◆ УКАЗАНИЯ ◆
A: Преобразуйте в нумерованный список часть записей, которая начинается с их первой строки и заканчивается строкой, содержащей «standard-item: IEC 61000-4-4: 1995», включая обе границы. Пустые строки пропустите.
B: Продолжите текст о Гмызине из «Тугого узла», начав сразу после его последнего предложения.

◆ ИСХОДНЫЙ ТЕКСТ ◆
▽

Дело в том, что ответить на вопрос: «по какой правде жить?» – при всей его кажущейся легкости, порой было очень нелегко. Ведь то или иное его решение зависит не только от самого человека, от его разума, чувств, идеалов, от его нравственных качеств, но и от окружающих обстоятельств. А обстоятельства бывают различными. Одни из них способствуют истинному его решению; другие, наоборот, мешают; третьи оказываются столь сложными, что найти правильное решение вопроса очень и очень трудно. Так, например, при существовавшей ранее системе планирования и руководства сельским хозяйством случалось, что даже хорошие, честные по своей натуре люди вставали на путь обмана. Вспомните, как был потрясен в «Тугом узле» Саша Комелев, когда узнал, что Игнат Гмызин «приписывает» гектары.

» –Игнат Егорович! Ведь это же обман!

– Обман, Сашка, обман. Подписываю и чуть ли не фальшивомонетчиком себя чувствую.

– Не пойму… Зачем же тогда?»

Трудно объяснить это Саше. Ох, как трудно! И все-таки Игнат пытается это сделать:

» –Хотелось бы, чтоб ты таких штучек не знал. Очень хотелось! Но жизнь есть жизнь, и не след от нее прятаться. Те люди, которые меня контролируют, цифрами привыкли питаться. Поднеси им не ту цифру, всполошатся, начнут забрасывать к нам в колхоз бумаги, телефонограммы, одну другой грозней. Почему не выполнен план? Подводите район! Подрываете колхоз! Втолковывать, что район мы не подводим, колхоз не подрываем, план в конце концов от этого не страдает, – бесполезное дело. Дай им нужную цифру, иначе не будет видимости, что все благополучно».

» –Так лучше обман?» – удивляется Саша. – «Перед собой же стыдно!»

И Игнат продолжает:

» –Хорошо, буду совестливым, упрусь. Меня начнут таскать по заседаниям, по совещаниям, указывать пальцем… И все это из-за маленькой цифры. Не напиши ее или напиши, покриви чуточку иль выдержи правду – все равно от этого кудрявинские покосы не очистятся от кустов, сена, с них не прибавится и не убавится. Если б вредило, мешало жить – кровь из носу, а воевали бы. Ни попреки, ни уполномоченные» поверь, не испугали бы. А сейчас – чем бы дитя ни тешилось, лишь бы не плакало».

Не прав, конечно, был Гмызин, когда говорил, что такой порядок, при котором он вынужден лгать, будто бы не вредит. Лукавил он, невольно лукавил. И перед Сашей, и перед собой. И, конечно же, совсем не похожи на дитятей те «дяди» и «тети», что верят цифре и не верят человеку. Серьезней все, гораздо серьезней. И сам Игнат это понимал: «В нашей жизни, Сашка, есть рамки. Часто в них трудно развернуться – тесны… Кому не приходилось обходить сторонкой эти сметы, директивы, сводки? Я обошел. Суди меня – отвечу, но подними вопрос о том, чтоб ни у меня ни у других председателей не случалось больше нужды объезжать на кривой, поправь жизнь».

△

◆ ФРАГМЕНТЫ ДАННЫХ ◆
▽

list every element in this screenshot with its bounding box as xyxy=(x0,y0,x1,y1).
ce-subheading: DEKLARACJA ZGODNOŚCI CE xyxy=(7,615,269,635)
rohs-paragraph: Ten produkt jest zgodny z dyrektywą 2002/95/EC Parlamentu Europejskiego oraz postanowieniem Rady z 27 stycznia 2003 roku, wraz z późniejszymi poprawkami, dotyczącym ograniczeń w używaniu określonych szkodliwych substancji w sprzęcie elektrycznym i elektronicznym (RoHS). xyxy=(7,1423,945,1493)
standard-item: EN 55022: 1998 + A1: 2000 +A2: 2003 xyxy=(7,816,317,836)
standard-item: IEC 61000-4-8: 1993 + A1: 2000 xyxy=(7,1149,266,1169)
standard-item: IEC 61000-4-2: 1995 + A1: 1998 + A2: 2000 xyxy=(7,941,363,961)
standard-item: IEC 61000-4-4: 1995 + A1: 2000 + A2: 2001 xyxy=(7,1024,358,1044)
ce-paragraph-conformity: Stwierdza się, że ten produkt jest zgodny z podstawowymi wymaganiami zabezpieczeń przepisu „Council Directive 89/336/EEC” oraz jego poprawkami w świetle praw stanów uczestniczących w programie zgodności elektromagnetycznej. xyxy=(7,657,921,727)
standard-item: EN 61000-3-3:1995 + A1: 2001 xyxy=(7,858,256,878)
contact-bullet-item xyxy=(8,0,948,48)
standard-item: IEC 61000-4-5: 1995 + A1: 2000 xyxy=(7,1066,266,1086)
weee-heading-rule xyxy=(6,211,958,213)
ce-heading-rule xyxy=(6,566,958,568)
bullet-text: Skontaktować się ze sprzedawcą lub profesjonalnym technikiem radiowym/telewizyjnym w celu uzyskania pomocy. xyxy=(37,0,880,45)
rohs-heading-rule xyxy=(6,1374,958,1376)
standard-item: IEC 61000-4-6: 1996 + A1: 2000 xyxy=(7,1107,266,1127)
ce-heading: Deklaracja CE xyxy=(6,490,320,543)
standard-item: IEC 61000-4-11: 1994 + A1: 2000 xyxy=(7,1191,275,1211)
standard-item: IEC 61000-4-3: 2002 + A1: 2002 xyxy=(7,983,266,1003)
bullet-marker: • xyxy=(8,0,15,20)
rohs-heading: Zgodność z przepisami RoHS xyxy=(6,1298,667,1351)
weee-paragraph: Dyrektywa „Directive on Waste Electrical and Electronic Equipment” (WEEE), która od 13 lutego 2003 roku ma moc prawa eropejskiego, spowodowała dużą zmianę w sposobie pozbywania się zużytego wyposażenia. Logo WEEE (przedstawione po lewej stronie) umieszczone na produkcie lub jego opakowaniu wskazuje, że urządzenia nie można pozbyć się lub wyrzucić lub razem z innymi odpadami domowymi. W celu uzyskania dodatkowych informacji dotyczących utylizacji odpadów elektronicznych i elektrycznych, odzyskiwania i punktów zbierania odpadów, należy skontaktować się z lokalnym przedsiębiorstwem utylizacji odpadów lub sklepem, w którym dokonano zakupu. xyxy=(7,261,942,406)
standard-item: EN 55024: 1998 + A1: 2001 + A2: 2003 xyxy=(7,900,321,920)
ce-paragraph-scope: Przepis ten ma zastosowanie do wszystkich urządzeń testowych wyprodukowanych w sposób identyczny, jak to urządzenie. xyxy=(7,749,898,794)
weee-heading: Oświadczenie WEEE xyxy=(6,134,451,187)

△

◆ ОТВЕТЫ ПО ЗАДАНИЯМ ◆
A:
1. list every element in this screenshot with its bounding box as xyxy=(x0,y0,x1,y1).
2. ce-subheading: DEKLARACJA ZGODNOŚCI CE xyxy=(7,615,269,635)
3. rohs-paragraph: Ten produkt jest zgodny z dyrektywą 2002/95/EC Parlamentu Europejskiego oraz postanowieniem Rady z 27 stycznia 2003 roku, wraz z późniejszymi poprawkami, dotyczącym ograniczeń w używaniu określonych szkodliwych substancji w sprzęcie elektrycznym i elektronicznym (RoHS). xyxy=(7,1423,945,1493)
4. standard-item: EN 55022: 1998 + A1: 2000 +A2: 2003 xyxy=(7,816,317,836)
5. standard-item: IEC 61000-4-8: 1993 + A1: 2000 xyxy=(7,1149,266,1169)
6. standard-item: IEC 61000-4-2: 1995 + A1: 1998 + A2: 2000 xyxy=(7,941,363,961)
7. standard-item: IEC 61000-4-4: 1995 + A1: 2000 + A2: 2001 xyxy=(7,1024,358,1044)

B:
Эти последние слова Игната очень показательны. Они выражают то своеобразие в постановке затронутого нами вопроса, которое было характерно для нашей литературы несколько лет назад. Внимание писателей было обращено прежде всего на те обстоятельства, которые были следствием неправильного порядка планирования и руководства сельским хозяйством. И своими произведениями они «поднимали вопрос» о том, чтобы «поправить жизнь», чтобы создать такие условия, при которых Гмызину не пришлось бы «объезжать на «кривой», при которых Саша мог бы всегда говорить правду, не рискуя оказаться подлецом. Такая постановка вопроса была совершенно правильной и принесла нашей литературе, нашему народу большую пользу.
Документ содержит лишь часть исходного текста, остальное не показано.